> [Problem statement]
Repeat the entries below word for word, though any picture in them should be dropped.

> [Provided records]
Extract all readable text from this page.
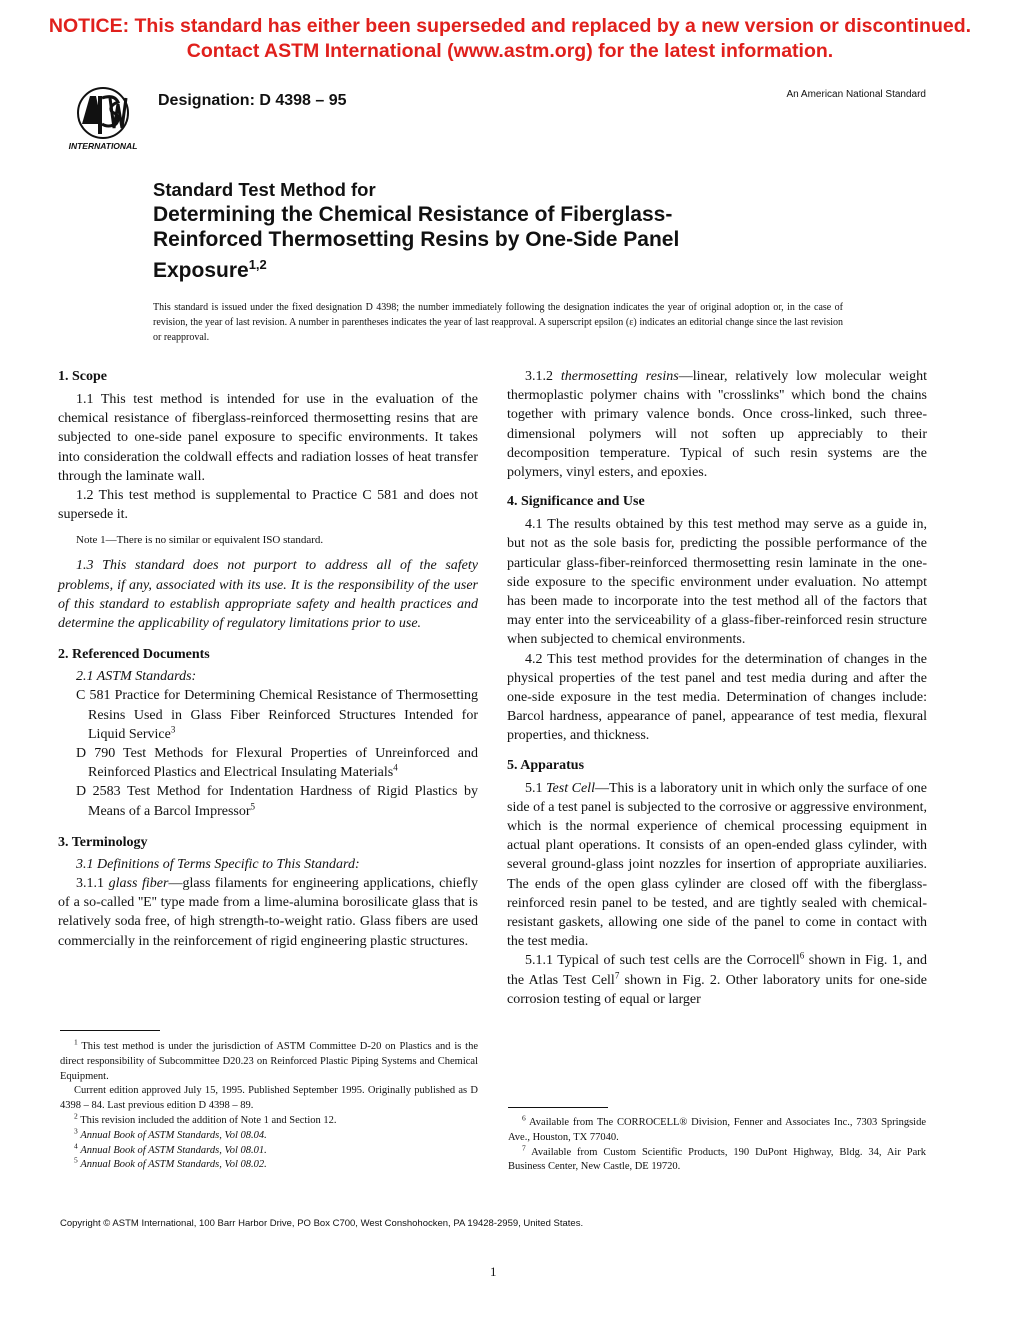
NOTICE: This standard has either been superseded and replaced by a new version or discontinued.
Contact ASTM International (www.astm.org) for the latest information.
INTERNATIONAL
Designation: D 4398 – 95	An American National Standard
Standard Test Method for
Determining the Chemical Resistance of Fiberglass-
Reinforced Thermosetting Resins by One-Side Panel
Exposure$^{1,2}$
This standard is issued under the fixed designation D 4398; the number immediately following the designation indicates the year of original adoption or, in the case of revision, the year of last revision. A number in parentheses indicates the year of last reapproval. A superscript epsilon (ε) indicates an editorial change since the last revision or reapproval.
1. Scope

1.1 This test method is intended for use in the evaluation of the chemical resistance of fiberglass-reinforced thermosetting resins that are subjected to one-side panel exposure to specific environments. It takes into consideration the coldwall effects and radiation losses of heat transfer through the laminate wall.

1.2 This test method is supplemental to Practice C 581 and does not supersede it.

Note 1—There is no similar or equivalent ISO standard.

1.3 This standard does not purport to address all of the safety problems, if any, associated with its use. It is the responsibility of the user of this standard to establish appropriate safety and health practices and determine the applicability of regulatory limitations prior to use.

2. Referenced Documents

2.1 ASTM Standards:

C 581 Practice for Determining Chemical Resistance of Thermosetting Resins Used in Glass Fiber Reinforced Structures Intended for Liquid Service$^3$

D 790 Test Methods for Flexural Properties of Unreinforced and Reinforced Plastics and Electrical Insulating Materials$^4$

D 2583 Test Method for Indentation Hardness of Rigid Plastics by Means of a Barcol Impressor$^5$

3. Terminology

3.1 Definitions of Terms Specific to This Standard:

3.1.1 glass fiber—glass filaments for engineering applications, chiefly of a so-called ''E'' type made from a lime-alumina borosilicate glass that is relatively soda free, of high strength-to-weight ratio. Glass fibers are used commercially in the reinforcement of rigid engineering plastic structures.

3.1.2 thermosetting resins—linear, relatively low molecular weight thermoplastic polymer chains with ''crosslinks'' which bond the chains together with primary valence bonds. Once cross-linked, such three-dimensional polymers will not soften up appreciably to their decomposition temperature. Typical of such resin systems are the polymers, vinyl esters, and epoxies.

4. Significance and Use

4.1 The results obtained by this test method may serve as a guide in, but not as the sole basis for, predicting the possible performance of the particular glass-fiber-reinforced thermosetting resin laminate in the one-side exposure to the specific environment under evaluation. No attempt has been made to incorporate into the test method all of the factors that may enter into the serviceability of a glass-fiber-reinforced resin structure when subjected to chemical environments.

4.2 This test method provides for the determination of changes in the physical properties of the test panel and test media during and after the one-side exposure in the test media. Determination of changes include: Barcol hardness, appearance of panel, appearance of test media, flexural properties, and thickness.

5. Apparatus

5.1 Test Cell—This is a laboratory unit in which only the surface of one side of a test panel is subjected to the corrosive or aggressive environment, which is the normal experience of chemical processing equipment in actual plant operations. It consists of an open-ended glass cylinder, with several ground-glass joint nozzles for insertion of appropriate auxiliaries. The ends of the open glass cylinder are closed off with the fiberglass-reinforced resin panel to be tested, and are tightly sealed with chemical-resistant gaskets, allowing one side of the panel to come in contact with the test media.

5.1.1 Typical of such test cells are the Corrocell$^6$ shown in Fig. 1, and the Atlas Test Cell$^7$ shown in Fig. 2. Other laboratory units for one-side corrosion testing of equal or larger

$^1$ This test method is under the jurisdiction of ASTM Committee D-20 on Plastics and is the direct responsibility of Subcommittee D20.23 on Reinforced Plastic Piping Systems and Chemical Equipment.

Current edition approved July 15, 1995. Published September 1995. Originally published as D 4398 – 84. Last previous edition D 4398 – 89.

$^2$ This revision included the addition of Note 1 and Section 12.

$^3$ Annual Book of ASTM Standards, Vol 08.04.

$^4$ Annual Book of ASTM Standards, Vol 08.01.

$^5$ Annual Book of ASTM Standards, Vol 08.02.

$^6$ Available from The CORROCELL® Division, Fenner and Associates Inc., 7303 Springside Ave., Houston, TX 77040.

$^7$ Available from Custom Scientific Products, 190 DuPont Highway, Bldg. 34, Air Park Business Center, New Castle, DE 19720.

Copyright © ASTM International, 100 Barr Harbor Drive, PO Box C700, West Conshohocken, PA 19428-2959, United States.
1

> [Your response]
Extract all readable text from this page.
NOTICE: This standard has either been superseded and replaced by a new version or discontinued.
Contact ASTM International (www.astm.org) for the latest information.
INTERNATIONAL
Designation: D 4398 – 95	An American National Standard
Standard Test Method for
Determining the Chemical Resistance of Fiberglass-
Reinforced Thermosetting Resins by One-Side Panel
Exposure$^{1,2}$
This standard is issued under the fixed designation D 4398; the number immediately following the designation indicates the year of original adoption or, in the case of revision, the year of last revision. A number in parentheses indicates the year of last reapproval. A superscript epsilon (ε) indicates an editorial change since the last revision or reapproval.
1. Scope

1.1 This test method is intended for use in the evaluation of the chemical resistance of fiberglass-reinforced thermosetting resins that are subjected to one-side panel exposure to specific environments. It takes into consideration the coldwall effects and radiation losses of heat transfer through the laminate wall.

1.2 This test method is supplemental to Practice C 581 and does not supersede it.

Note 1—There is no similar or equivalent ISO standard.

1.3 This standard does not purport to address all of the safety problems, if any, associated with its use. It is the responsibility of the user of this standard to establish appropriate safety and health practices and determine the applicability of regulatory limitations prior to use.

2. Referenced Documents

2.1 ASTM Standards:

C 581 Practice for Determining Chemical Resistance of Thermosetting Resins Used in Glass Fiber Reinforced Structures Intended for Liquid Service$^3$

D 790 Test Methods for Flexural Properties of Unreinforced and Reinforced Plastics and Electrical Insulating Materials$^4$

D 2583 Test Method for Indentation Hardness of Rigid Plastics by Means of a Barcol Impressor$^5$

3. Terminology

3.1 Definitions of Terms Specific to This Standard:

3.1.1 glass fiber—glass filaments for engineering applications, chiefly of a so-called ''E'' type made from a lime-alumina borosilicate glass that is relatively soda free, of high strength-to-weight ratio. Glass fibers are used commercially in the reinforcement of rigid engineering plastic structures.

3.1.2 thermosetting resins—linear, relatively low molecular weight thermoplastic polymer chains with ''crosslinks'' which bond the chains together with primary valence bonds. Once cross-linked, such three-dimensional polymers will not soften up appreciably to their decomposition temperature. Typical of such resin systems are the polymers, vinyl esters, and epoxies.

4. Significance and Use

4.1 The results obtained by this test method may serve as a guide in, but not as the sole basis for, predicting the possible performance of the particular glass-fiber-reinforced thermosetting resin laminate in the one-side exposure to the specific environment under evaluation. No attempt has been made to incorporate into the test method all of the factors that may enter into the serviceability of a glass-fiber-reinforced resin structure when subjected to chemical environments.

4.2 This test method provides for the determination of changes in the physical properties of the test panel and test media during and after the one-side exposure in the test media. Determination of changes include: Barcol hardness, appearance of panel, appearance of test media, flexural properties, and thickness.

5. Apparatus

5.1 Test Cell—This is a laboratory unit in which only the surface of one side of a test panel is subjected to the corrosive or aggressive environment, which is the normal experience of chemical processing equipment in actual plant operations. It consists of an open-ended glass cylinder, with several ground-glass joint nozzles for insertion of appropriate auxiliaries. The ends of the open glass cylinder are closed off with the fiberglass-reinforced resin panel to be tested, and are tightly sealed with chemical-resistant gaskets, allowing one side of the panel to come in contact with the test media.

5.1.1 Typical of such test cells are the Corrocell$^6$ shown in Fig. 1, and the Atlas Test Cell$^7$ shown in Fig. 2. Other laboratory units for one-side corrosion testing of equal or larger

$^1$ This test method is under the jurisdiction of ASTM Committee D-20 on Plastics and is the direct responsibility of Subcommittee D20.23 on Reinforced Plastic Piping Systems and Chemical Equipment.

Current edition approved July 15, 1995. Published September 1995. Originally published as D 4398 – 84. Last previous edition D 4398 – 89.

$^2$ This revision included the addition of Note 1 and Section 12.

$^3$ Annual Book of ASTM Standards, Vol 08.04.

$^4$ Annual Book of ASTM Standards, Vol 08.01.

$^5$ Annual Book of ASTM Standards, Vol 08.02.

$^6$ Available from The CORROCELL® Division, Fenner and Associates Inc., 7303 Springside Ave., Houston, TX 77040.

$^7$ Available from Custom Scientific Products, 190 DuPont Highway, Bldg. 34, Air Park Business Center, New Castle, DE 19720.

Copyright © ASTM International, 100 Barr Harbor Drive, PO Box C700, West Conshohocken, PA 19428-2959, United States.
1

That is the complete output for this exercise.